Layout records:
▬▬▬▬▬▬▬▬▬▬

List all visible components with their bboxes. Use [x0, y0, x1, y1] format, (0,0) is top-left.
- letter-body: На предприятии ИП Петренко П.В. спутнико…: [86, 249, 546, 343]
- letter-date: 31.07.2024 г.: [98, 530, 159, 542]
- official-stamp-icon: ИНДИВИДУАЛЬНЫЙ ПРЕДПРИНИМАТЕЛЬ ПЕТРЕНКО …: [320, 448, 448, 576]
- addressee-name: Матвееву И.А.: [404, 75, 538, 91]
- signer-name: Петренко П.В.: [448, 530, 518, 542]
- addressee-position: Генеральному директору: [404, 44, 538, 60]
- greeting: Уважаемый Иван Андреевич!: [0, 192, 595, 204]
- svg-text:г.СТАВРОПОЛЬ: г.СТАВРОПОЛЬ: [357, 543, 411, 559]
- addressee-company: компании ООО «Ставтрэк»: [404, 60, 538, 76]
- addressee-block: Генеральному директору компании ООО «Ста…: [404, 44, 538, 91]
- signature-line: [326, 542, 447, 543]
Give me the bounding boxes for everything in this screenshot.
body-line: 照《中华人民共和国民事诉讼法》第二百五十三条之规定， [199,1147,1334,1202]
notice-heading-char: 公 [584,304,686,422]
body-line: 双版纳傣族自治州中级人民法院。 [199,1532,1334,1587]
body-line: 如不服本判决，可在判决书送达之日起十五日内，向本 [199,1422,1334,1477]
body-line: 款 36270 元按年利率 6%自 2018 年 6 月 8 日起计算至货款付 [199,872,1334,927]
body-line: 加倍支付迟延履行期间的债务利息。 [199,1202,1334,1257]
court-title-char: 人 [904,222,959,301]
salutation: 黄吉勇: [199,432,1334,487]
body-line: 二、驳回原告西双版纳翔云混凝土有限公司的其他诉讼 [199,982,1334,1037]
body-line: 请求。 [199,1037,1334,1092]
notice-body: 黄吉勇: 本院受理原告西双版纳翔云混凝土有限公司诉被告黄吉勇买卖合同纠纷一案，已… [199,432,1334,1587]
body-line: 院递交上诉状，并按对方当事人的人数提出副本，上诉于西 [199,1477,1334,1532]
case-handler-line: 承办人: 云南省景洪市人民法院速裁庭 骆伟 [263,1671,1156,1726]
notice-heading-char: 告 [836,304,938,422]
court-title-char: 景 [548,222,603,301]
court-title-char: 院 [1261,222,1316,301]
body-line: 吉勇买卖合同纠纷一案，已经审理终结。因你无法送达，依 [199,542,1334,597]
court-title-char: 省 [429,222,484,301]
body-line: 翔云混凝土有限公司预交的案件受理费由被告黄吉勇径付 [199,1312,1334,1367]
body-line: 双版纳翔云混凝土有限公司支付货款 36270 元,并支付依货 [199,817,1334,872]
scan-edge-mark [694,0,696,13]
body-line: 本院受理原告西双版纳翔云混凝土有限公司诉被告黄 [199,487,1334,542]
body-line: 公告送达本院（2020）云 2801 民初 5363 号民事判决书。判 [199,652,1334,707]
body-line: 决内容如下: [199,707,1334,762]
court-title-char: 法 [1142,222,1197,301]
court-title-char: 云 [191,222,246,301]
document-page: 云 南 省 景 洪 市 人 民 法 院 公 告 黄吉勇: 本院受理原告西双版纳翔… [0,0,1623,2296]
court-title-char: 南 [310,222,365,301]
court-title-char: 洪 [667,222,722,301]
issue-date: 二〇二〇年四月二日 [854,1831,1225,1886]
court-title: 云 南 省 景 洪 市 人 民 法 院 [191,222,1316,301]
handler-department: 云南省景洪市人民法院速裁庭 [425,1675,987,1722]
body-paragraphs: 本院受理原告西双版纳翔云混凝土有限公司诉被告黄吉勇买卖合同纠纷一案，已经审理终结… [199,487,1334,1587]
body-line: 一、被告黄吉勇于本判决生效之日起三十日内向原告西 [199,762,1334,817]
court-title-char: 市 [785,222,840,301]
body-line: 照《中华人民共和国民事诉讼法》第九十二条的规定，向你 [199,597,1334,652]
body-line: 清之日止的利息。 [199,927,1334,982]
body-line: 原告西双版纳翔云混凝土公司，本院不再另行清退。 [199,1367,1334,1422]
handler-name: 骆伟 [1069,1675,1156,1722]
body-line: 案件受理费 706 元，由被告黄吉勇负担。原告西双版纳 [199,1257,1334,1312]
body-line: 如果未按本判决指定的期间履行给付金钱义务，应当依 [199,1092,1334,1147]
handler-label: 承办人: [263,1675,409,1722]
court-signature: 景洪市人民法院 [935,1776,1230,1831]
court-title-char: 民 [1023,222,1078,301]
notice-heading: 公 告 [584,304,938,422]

▬▬▬▬▬▬▬▬▬▬

### Instructions to follow
Render every line of the rows above as a Markdown table with two columns, No. and Entry, numbering the lines in order and omitting any blank lines.

### Result of the exercise
| No. | Entry |
|---|---|
| 1 | List all visible components with their bboxes. Use [x0, y0, x1, y1] format, (0,0) is top-left. |
| 2 | - letter-body: На предприятии ИП Петренко П.В. спутнико…: [86, 249, 546, 343] |
| 3 | - letter-date: 31.07.2024 г.: [98, 530, 159, 542] |
| 4 | - official-stamp-icon: ИНДИВИДУАЛЬНЫЙ ПРЕДПРИНИМАТЕЛЬ ПЕТРЕНКО …: [320, 448, 448, 576] |
| 5 | - addressee-name: Матвееву И.А.: [404, 75, 538, 91] |
| 6 | - signer-name: Петренко П.В.: [448, 530, 518, 542] |
| 7 | - addressee-position: Генеральному директору: [404, 44, 538, 60] |
| 8 | - greeting: Уважаемый Иван Андреевич!: [0, 192, 595, 204] |
| 9 | - svg-text:г.СТАВРОПОЛЬ: г.СТАВРОПОЛЬ: [357, 543, 411, 559] |
| 10 | - addressee-company: компании ООО «Ставтрэк»: [404, 60, 538, 76] |
| 11 | - addressee-block: Генеральному директору компании ООО «Ста…: [404, 44, 538, 91] |
| 12 | - signature-line: [326, 542, 447, 543] |
| 13 | Give me the bounding boxes for everything in this screenshot. |
| 14 | body-line: 照《中华人民共和国民事诉讼法》第二百五十三条之规定， [199,1147,1334,1202] |
| 15 | notice-heading-char: 公 [584,304,686,422] |
| 16 | body-line: 双版纳傣族自治州中级人民法院。 [199,1532,1334,1587] |
| 17 | body-line: 如不服本判决，可在判决书送达之日起十五日内，向本 [199,1422,1334,1477] |
| 18 | body-line: 款 36270 元按年利率 6%自 2018 年 6 月 8 日起计算至货款付 [199,872,1334,927] |
| 19 | body-line: 加倍支付迟延履行期间的债务利息。 [199,1202,1334,1257] |
| 20 | court-title-char: 人 [904,222,959,301] |
| 21 | salutation: 黄吉勇: [199,432,1334,487] |
| 22 | body-line: 二、驳回原告西双版纳翔云混凝土有限公司的其他诉讼 [199,982,1334,1037] |
| 23 | body-line: 请求。 [199,1037,1334,1092] |
| 24 | notice-body: 黄吉勇: 本院受理原告西双版纳翔云混凝土有限公司诉被告黄吉勇买卖合同纠纷一案，已… [199,432,1334,1587] |
| 25 | body-line: 院递交上诉状，并按对方当事人的人数提出副本，上诉于西 [199,1477,1334,1532] |
| 26 | case-handler-line: 承办人: 云南省景洪市人民法院速裁庭 骆伟 [263,1671,1156,1726] |
| 27 | notice-heading-char: 告 [836,304,938,422] |
| 28 | court-title-char: 景 [548,222,603,301] |
| 29 | court-title-char: 院 [1261,222,1316,301] |
| 30 | body-line: 吉勇买卖合同纠纷一案，已经审理终结。因你无法送达，依 [199,542,1334,597] |
| 31 | court-title-char: 省 [429,222,484,301] |
| 32 | body-line: 翔云混凝土有限公司预交的案件受理费由被告黄吉勇径付 [199,1312,1334,1367] |
| 33 | body-line: 双版纳翔云混凝土有限公司支付货款 36270 元,并支付依货 [199,817,1334,872] |
| 34 | scan-edge-mark [694,0,696,13] |
| 35 | body-line: 本院受理原告西双版纳翔云混凝土有限公司诉被告黄 [199,487,1334,542] |
| 36 | body-line: 公告送达本院（2020）云 2801 民初 5363 号民事判决书。判 [199,652,1334,707] |
| 37 | body-line: 决内容如下: [199,707,1334,762] |
| 38 | court-title-char: 法 [1142,222,1197,301] |
| 39 | court-title-char: 云 [191,222,246,301] |
| 40 | document-page: 云 南 省 景 洪 市 人 民 法 院 公 告 黄吉勇: 本院受理原告西双版纳翔… [0,0,1623,2296] |
| 41 | court-title-char: 南 [310,222,365,301] |
| 42 | court-title-char: 洪 [667,222,722,301] |
| 43 | issue-date: 二〇二〇年四月二日 [854,1831,1225,1886] |
| 44 | court-title: 云 南 省 景 洪 市 人 民 法 院 [191,222,1316,301] |
| 45 | handler-department: 云南省景洪市人民法院速裁庭 [425,1675,987,1722] |
| 46 | body-paragraphs: 本院受理原告西双版纳翔云混凝土有限公司诉被告黄吉勇买卖合同纠纷一案，已经审理终结… [199,487,1334,1587] |
| 47 | body-line: 一、被告黄吉勇于本判决生效之日起三十日内向原告西 [199,762,1334,817] |
| 48 | court-title-char: 市 [785,222,840,301] |
| 49 | body-line: 照《中华人民共和国民事诉讼法》第九十二条的规定，向你 [199,597,1334,652] |
| 50 | body-line: 清之日止的利息。 [199,927,1334,982] |
| 51 | body-line: 原告西双版纳翔云混凝土公司，本院不再另行清退。 [199,1367,1334,1422] |
| 52 | handler-name: 骆伟 [1069,1675,1156,1722] |
| 53 | body-line: 案件受理费 706 元，由被告黄吉勇负担。原告西双版纳 [199,1257,1334,1312] |
| 54 | body-line: 如果未按本判决指定的期间履行给付金钱义务，应当依 [199,1092,1334,1147] |
| 55 | handler-label: 承办人: [263,1675,409,1722] |
| 56 | court-signature: 景洪市人民法院 [935,1776,1230,1831] |
| 57 | court-title-char: 民 [1023,222,1078,301] |
| 58 | notice-heading: 公 告 [584,304,938,422] |